- [Brief] Copy out the entries below in full and exactly.

=======

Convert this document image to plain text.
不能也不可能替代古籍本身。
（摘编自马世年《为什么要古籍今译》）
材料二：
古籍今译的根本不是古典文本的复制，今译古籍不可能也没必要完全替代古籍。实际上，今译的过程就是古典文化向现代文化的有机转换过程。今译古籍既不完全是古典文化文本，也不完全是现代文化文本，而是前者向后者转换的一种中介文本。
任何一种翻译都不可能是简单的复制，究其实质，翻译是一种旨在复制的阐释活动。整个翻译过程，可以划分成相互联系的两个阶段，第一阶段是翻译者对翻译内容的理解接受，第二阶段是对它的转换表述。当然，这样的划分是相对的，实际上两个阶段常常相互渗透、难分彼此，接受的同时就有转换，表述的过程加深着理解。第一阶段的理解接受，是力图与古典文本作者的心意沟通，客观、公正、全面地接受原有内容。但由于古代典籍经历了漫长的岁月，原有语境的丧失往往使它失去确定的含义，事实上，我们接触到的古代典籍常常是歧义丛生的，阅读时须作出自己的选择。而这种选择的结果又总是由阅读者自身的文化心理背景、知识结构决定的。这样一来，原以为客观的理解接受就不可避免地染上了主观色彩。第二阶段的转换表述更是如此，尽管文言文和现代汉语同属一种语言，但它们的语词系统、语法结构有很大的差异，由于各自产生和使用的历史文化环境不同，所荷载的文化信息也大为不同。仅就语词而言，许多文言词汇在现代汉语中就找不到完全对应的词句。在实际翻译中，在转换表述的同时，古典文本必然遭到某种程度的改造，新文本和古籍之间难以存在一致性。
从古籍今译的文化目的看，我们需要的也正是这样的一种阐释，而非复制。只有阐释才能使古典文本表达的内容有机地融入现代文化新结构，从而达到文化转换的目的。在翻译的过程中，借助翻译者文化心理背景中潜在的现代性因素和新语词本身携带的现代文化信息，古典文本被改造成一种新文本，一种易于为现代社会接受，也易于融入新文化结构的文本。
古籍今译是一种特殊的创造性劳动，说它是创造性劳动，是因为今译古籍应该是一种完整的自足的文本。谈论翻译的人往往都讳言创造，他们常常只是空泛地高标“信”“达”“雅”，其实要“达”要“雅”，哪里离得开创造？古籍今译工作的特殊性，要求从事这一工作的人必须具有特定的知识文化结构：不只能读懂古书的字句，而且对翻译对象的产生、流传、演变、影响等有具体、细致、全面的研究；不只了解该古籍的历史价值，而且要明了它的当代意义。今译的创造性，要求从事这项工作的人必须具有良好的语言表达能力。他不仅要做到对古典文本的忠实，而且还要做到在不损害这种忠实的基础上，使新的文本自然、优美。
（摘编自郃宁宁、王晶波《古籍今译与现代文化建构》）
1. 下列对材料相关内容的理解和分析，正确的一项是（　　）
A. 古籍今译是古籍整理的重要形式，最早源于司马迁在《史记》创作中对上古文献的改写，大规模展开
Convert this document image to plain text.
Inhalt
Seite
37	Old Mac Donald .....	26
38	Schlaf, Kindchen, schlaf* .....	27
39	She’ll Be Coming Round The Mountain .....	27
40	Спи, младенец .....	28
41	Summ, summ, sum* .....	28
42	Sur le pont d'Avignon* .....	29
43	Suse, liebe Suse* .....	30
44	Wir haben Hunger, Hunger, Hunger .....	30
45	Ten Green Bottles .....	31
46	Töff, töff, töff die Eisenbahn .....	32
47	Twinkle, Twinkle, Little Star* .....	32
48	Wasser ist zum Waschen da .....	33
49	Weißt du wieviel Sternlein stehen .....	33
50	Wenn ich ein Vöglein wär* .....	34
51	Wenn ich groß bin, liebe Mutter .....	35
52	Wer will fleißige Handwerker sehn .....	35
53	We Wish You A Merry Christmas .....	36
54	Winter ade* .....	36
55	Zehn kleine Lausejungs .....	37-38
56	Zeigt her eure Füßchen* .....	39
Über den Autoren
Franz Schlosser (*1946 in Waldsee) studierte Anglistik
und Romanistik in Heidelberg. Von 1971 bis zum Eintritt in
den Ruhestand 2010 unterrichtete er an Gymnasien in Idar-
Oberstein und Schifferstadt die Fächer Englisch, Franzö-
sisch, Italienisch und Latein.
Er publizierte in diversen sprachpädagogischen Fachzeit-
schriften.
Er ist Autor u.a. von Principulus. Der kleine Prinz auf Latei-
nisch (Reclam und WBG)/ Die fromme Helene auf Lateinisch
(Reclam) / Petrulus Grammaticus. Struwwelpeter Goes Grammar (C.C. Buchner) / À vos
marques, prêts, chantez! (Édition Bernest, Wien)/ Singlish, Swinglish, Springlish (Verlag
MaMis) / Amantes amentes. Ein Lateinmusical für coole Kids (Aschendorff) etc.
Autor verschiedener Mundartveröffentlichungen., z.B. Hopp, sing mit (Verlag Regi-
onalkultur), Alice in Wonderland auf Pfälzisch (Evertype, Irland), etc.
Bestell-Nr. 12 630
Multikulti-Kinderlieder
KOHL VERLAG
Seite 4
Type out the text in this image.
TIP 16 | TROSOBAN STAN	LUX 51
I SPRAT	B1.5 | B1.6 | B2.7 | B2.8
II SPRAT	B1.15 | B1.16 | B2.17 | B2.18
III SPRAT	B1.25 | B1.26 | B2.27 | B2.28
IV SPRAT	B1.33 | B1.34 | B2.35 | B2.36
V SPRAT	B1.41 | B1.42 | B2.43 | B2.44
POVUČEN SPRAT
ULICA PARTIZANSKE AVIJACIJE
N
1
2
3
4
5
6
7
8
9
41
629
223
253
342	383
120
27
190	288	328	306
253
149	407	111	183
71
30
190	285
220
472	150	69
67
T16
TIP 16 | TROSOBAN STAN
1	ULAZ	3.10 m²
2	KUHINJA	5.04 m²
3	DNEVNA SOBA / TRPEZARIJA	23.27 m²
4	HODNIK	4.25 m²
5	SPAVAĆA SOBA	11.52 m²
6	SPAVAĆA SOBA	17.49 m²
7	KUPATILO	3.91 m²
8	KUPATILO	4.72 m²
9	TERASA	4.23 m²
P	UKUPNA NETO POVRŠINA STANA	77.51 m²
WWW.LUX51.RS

=======

- [Response to this exercise]
Convert this document image to plain text.
不能也不可能替代古籍本身。
（摘编自马世年《为什么要古籍今译》）
材料二：
古籍今译的根本不是古典文本的复制，今译古籍不可能也没必要完全替代古籍。实际上，今译的过程就是古典文化向现代文化的有机转换过程。今译古籍既不完全是古典文化文本，也不完全是现代文化文本，而是前者向后者转换的一种中介文本。
任何一种翻译都不可能是简单的复制，究其实质，翻译是一种旨在复制的阐释活动。整个翻译过程，可以划分成相互联系的两个阶段，第一阶段是翻译者对翻译内容的理解接受，第二阶段是对它的转换表述。当然，这样的划分是相对的，实际上两个阶段常常相互渗透、难分彼此，接受的同时就有转换，表述的过程加深着理解。第一阶段的理解接受，是力图与古典文本作者的心意沟通，客观、公正、全面地接受原有内容。但由于古代典籍经历了漫长的岁月，原有语境的丧失往往使它失去确定的含义，事实上，我们接触到的古代典籍常常是歧义丛生的，阅读时须作出自己的选择。而这种选择的结果又总是由阅读者自身的文化心理背景、知识结构决定的。这样一来，原以为客观的理解接受就不可避免地染上了主观色彩。第二阶段的转换表述更是如此，尽管文言文和现代汉语同属一种语言，但它们的语词系统、语法结构有很大的差异，由于各自产生和使用的历史文化环境不同，所荷载的文化信息也大为不同。仅就语词而言，许多文言词汇在现代汉语中就找不到完全对应的词句。在实际翻译中，在转换表述的同时，古典文本必然遭到某种程度的改造，新文本和古籍之间难以存在一致性。
从古籍今译的文化目的看，我们需要的也正是这样的一种阐释，而非复制。只有阐释才能使古典文本表达的内容有机地融入现代文化新结构，从而达到文化转换的目的。在翻译的过程中，借助翻译者文化心理背景中潜在的现代性因素和新语词本身携带的现代文化信息，古典文本被改造成一种新文本，一种易于为现代社会接受，也易于融入新文化结构的文本。
古籍今译是一种特殊的创造性劳动，说它是创造性劳动，是因为今译古籍应该是一种完整的自足的文本。谈论翻译的人往往都讳言创造，他们常常只是空泛地高标“信”“达”“雅”，其实要“达”要“雅”，哪里离得开创造？古籍今译工作的特殊性，要求从事这一工作的人必须具有特定的知识文化结构：不只能读懂古书的字句，而且对翻译对象的产生、流传、演变、影响等有具体、细致、全面的研究；不只了解该古籍的历史价值，而且要明了它的当代意义。今译的创造性，要求从事这项工作的人必须具有良好的语言表达能力。他不仅要做到对古典文本的忠实，而且还要做到在不损害这种忠实的基础上，使新的文本自然、优美。
（摘编自郃宁宁、王晶波《古籍今译与现代文化建构》）
1. 下列对材料相关内容的理解和分析，正确的一项是（　　）
A. 古籍今译是古籍整理的重要形式，最早源于司马迁在《史记》创作中对上古文献的改写，大规模展开
Convert this document image to plain text.
Inhalt
Seite
37	Old Mac Donald .....	26
38	Schlaf, Kindchen, schlaf* .....	27
39	She’ll Be Coming Round The Mountain .....	27
40	Спи, младенец .....	28
41	Summ, summ, sum* .....	28
42	Sur le pont d'Avignon* .....	29
43	Suse, liebe Suse* .....	30
44	Wir haben Hunger, Hunger, Hunger .....	30
45	Ten Green Bottles .....	31
46	Töff, töff, töff die Eisenbahn .....	32
47	Twinkle, Twinkle, Little Star* .....	32
48	Wasser ist zum Waschen da .....	33
49	Weißt du wieviel Sternlein stehen .....	33
50	Wenn ich ein Vöglein wär* .....	34
51	Wenn ich groß bin, liebe Mutter .....	35
52	Wer will fleißige Handwerker sehn .....	35
53	We Wish You A Merry Christmas .....	36
54	Winter ade* .....	36
55	Zehn kleine Lausejungs .....	37-38
56	Zeigt her eure Füßchen* .....	39
Über den Autoren
Franz Schlosser (*1946 in Waldsee) studierte Anglistik
und Romanistik in Heidelberg. Von 1971 bis zum Eintritt in
den Ruhestand 2010 unterrichtete er an Gymnasien in Idar-
Oberstein und Schifferstadt die Fächer Englisch, Franzö-
sisch, Italienisch und Latein.
Er publizierte in diversen sprachpädagogischen Fachzeit-
schriften.
Er ist Autor u.a. von Principulus. Der kleine Prinz auf Latei-
nisch (Reclam und WBG)/ Die fromme Helene auf Lateinisch
(Reclam) / Petrulus Grammaticus. Struwwelpeter Goes Grammar (C.C. Buchner) / À vos
marques, prêts, chantez! (Édition Bernest, Wien)/ Singlish, Swinglish, Springlish (Verlag
MaMis) / Amantes amentes. Ein Lateinmusical für coole Kids (Aschendorff) etc.
Autor verschiedener Mundartveröffentlichungen., z.B. Hopp, sing mit (Verlag Regi-
onalkultur), Alice in Wonderland auf Pfälzisch (Evertype, Irland), etc.
Bestell-Nr. 12 630
Multikulti-Kinderlieder
KOHL VERLAG
Seite 4
Type out the text in this image.
TIP 16 | TROSOBAN STAN	LUX 51
I SPRAT	B1.5 | B1.6 | B2.7 | B2.8
II SPRAT	B1.15 | B1.16 | B2.17 | B2.18
III SPRAT	B1.25 | B1.26 | B2.27 | B2.28
IV SPRAT	B1.33 | B1.34 | B2.35 | B2.36
V SPRAT	B1.41 | B1.42 | B2.43 | B2.44
POVUČEN SPRAT
ULICA PARTIZANSKE AVIJACIJE
N
1
2
3
4
5
6
7
8
9
41
629
223
253
342	383
120
27
190	288	328	306
253
149	407	111	183
71
30
190	285
220
472	150	69
67
T16
TIP 16 | TROSOBAN STAN
1	ULAZ	3.10 m²
2	KUHINJA	5.04 m²
3	DNEVNA SOBA / TRPEZARIJA	23.27 m²
4	HODNIK	4.25 m²
5	SPAVAĆA SOBA	11.52 m²
6	SPAVAĆA SOBA	17.49 m²
7	KUPATILO	3.91 m²
8	KUPATILO	4.72 m²
9	TERASA	4.23 m²
P	UKUPNA NETO POVRŠINA STANA	77.51 m²
WWW.LUX51.RS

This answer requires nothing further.